▸ **Task to complete**
Here are some records; quote them exactly, leaving out the pictures.

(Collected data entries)
+===+

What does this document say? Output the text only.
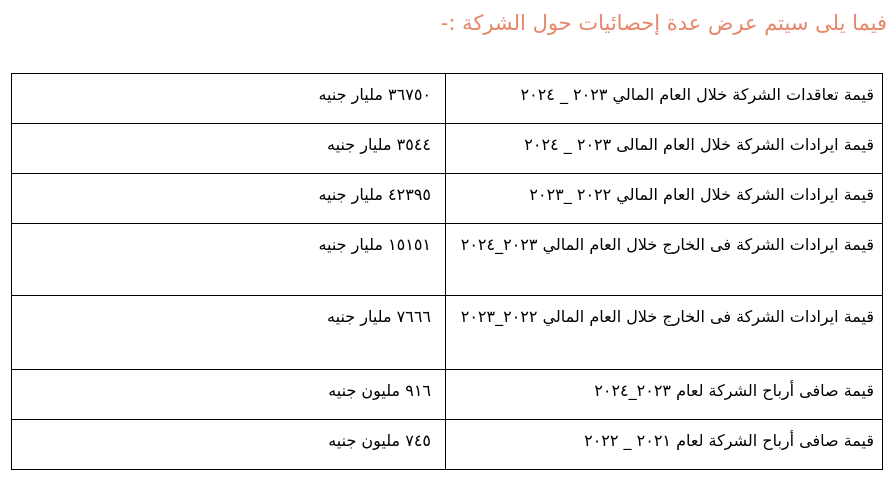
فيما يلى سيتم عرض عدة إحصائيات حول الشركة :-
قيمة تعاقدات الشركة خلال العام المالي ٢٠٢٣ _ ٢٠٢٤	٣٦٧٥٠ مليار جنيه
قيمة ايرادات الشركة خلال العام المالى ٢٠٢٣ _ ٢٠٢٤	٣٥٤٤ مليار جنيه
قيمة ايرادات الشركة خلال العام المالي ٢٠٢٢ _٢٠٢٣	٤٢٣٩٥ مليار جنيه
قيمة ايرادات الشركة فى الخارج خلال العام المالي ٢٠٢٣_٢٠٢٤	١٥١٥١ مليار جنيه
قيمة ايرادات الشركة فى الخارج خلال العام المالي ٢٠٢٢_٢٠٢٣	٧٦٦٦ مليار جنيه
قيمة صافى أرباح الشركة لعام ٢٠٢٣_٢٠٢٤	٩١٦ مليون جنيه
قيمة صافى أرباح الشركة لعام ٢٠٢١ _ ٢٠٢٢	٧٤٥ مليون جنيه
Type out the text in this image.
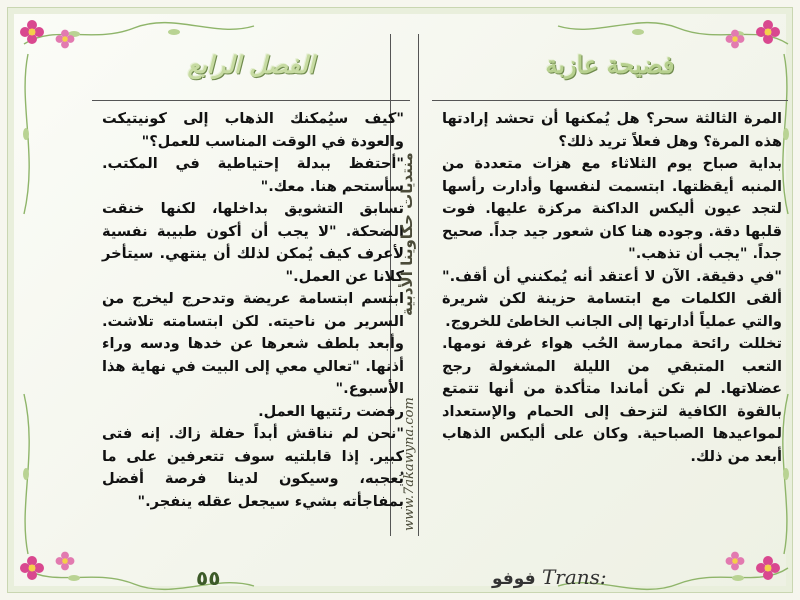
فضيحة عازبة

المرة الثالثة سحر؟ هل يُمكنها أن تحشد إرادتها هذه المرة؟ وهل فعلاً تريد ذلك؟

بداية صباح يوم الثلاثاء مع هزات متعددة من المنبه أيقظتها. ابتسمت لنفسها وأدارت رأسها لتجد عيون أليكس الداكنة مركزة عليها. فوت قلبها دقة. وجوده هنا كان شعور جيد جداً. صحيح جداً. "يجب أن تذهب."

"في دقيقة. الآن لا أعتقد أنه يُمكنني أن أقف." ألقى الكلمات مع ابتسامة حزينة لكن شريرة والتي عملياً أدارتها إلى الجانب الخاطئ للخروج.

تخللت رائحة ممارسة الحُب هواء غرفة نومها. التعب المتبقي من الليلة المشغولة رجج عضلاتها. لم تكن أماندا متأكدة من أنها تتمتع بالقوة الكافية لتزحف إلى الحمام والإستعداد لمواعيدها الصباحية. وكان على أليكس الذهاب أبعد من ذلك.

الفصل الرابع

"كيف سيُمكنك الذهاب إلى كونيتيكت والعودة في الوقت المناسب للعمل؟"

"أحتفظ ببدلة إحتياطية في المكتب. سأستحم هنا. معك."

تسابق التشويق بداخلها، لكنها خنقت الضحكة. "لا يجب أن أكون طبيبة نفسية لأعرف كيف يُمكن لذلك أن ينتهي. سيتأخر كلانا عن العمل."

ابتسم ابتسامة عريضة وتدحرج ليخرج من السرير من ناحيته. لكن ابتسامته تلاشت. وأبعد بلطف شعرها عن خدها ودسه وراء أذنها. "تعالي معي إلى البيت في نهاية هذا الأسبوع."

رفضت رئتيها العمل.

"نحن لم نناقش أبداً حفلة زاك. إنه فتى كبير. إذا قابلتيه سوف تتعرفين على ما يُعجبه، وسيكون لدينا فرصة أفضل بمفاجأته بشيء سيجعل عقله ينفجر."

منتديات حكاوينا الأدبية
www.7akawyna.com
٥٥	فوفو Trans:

+===+

▸ **Solution**
What does this document say? Output the text only.
فيما يلى سيتم عرض عدة إحصائيات حول الشركة :-
قيمة تعاقدات الشركة خلال العام المالي ٢٠٢٣ _ ٢٠٢٤	٣٦٧٥٠ مليار جنيه
قيمة ايرادات الشركة خلال العام المالى ٢٠٢٣ _ ٢٠٢٤	٣٥٤٤ مليار جنيه
قيمة ايرادات الشركة خلال العام المالي ٢٠٢٢ _٢٠٢٣	٤٢٣٩٥ مليار جنيه
قيمة ايرادات الشركة فى الخارج خلال العام المالي ٢٠٢٣_٢٠٢٤	١٥١٥١ مليار جنيه
قيمة ايرادات الشركة فى الخارج خلال العام المالي ٢٠٢٢_٢٠٢٣	٧٦٦٦ مليار جنيه
قيمة صافى أرباح الشركة لعام ٢٠٢٣_٢٠٢٤	٩١٦ مليون جنيه
قيمة صافى أرباح الشركة لعام ٢٠٢١ _ ٢٠٢٢	٧٤٥ مليون جنيه
Type out the text in this image.
فضيحة عازبة

المرة الثالثة سحر؟ هل يُمكنها أن تحشد إرادتها هذه المرة؟ وهل فعلاً تريد ذلك؟

بداية صباح يوم الثلاثاء مع هزات متعددة من المنبه أيقظتها. ابتسمت لنفسها وأدارت رأسها لتجد عيون أليكس الداكنة مركزة عليها. فوت قلبها دقة. وجوده هنا كان شعور جيد جداً. صحيح جداً. "يجب أن تذهب."

"في دقيقة. الآن لا أعتقد أنه يُمكنني أن أقف." ألقى الكلمات مع ابتسامة حزينة لكن شريرة والتي عملياً أدارتها إلى الجانب الخاطئ للخروج.

تخللت رائحة ممارسة الحُب هواء غرفة نومها. التعب المتبقي من الليلة المشغولة رجج عضلاتها. لم تكن أماندا متأكدة من أنها تتمتع بالقوة الكافية لتزحف إلى الحمام والإستعداد لمواعيدها الصباحية. وكان على أليكس الذهاب أبعد من ذلك.

الفصل الرابع

"كيف سيُمكنك الذهاب إلى كونيتيكت والعودة في الوقت المناسب للعمل؟"

"أحتفظ ببدلة إحتياطية في المكتب. سأستحم هنا. معك."

تسابق التشويق بداخلها، لكنها خنقت الضحكة. "لا يجب أن أكون طبيبة نفسية لأعرف كيف يُمكن لذلك أن ينتهي. سيتأخر كلانا عن العمل."

ابتسم ابتسامة عريضة وتدحرج ليخرج من السرير من ناحيته. لكن ابتسامته تلاشت. وأبعد بلطف شعرها عن خدها ودسه وراء أذنها. "تعالي معي إلى البيت في نهاية هذا الأسبوع."

رفضت رئتيها العمل.

"نحن لم نناقش أبداً حفلة زاك. إنه فتى كبير. إذا قابلتيه سوف تتعرفين على ما يُعجبه، وسيكون لدينا فرصة أفضل بمفاجأته بشيء سيجعل عقله ينفجر."

منتديات حكاوينا الأدبية
www.7akawyna.com
٥٥	فوفو Trans:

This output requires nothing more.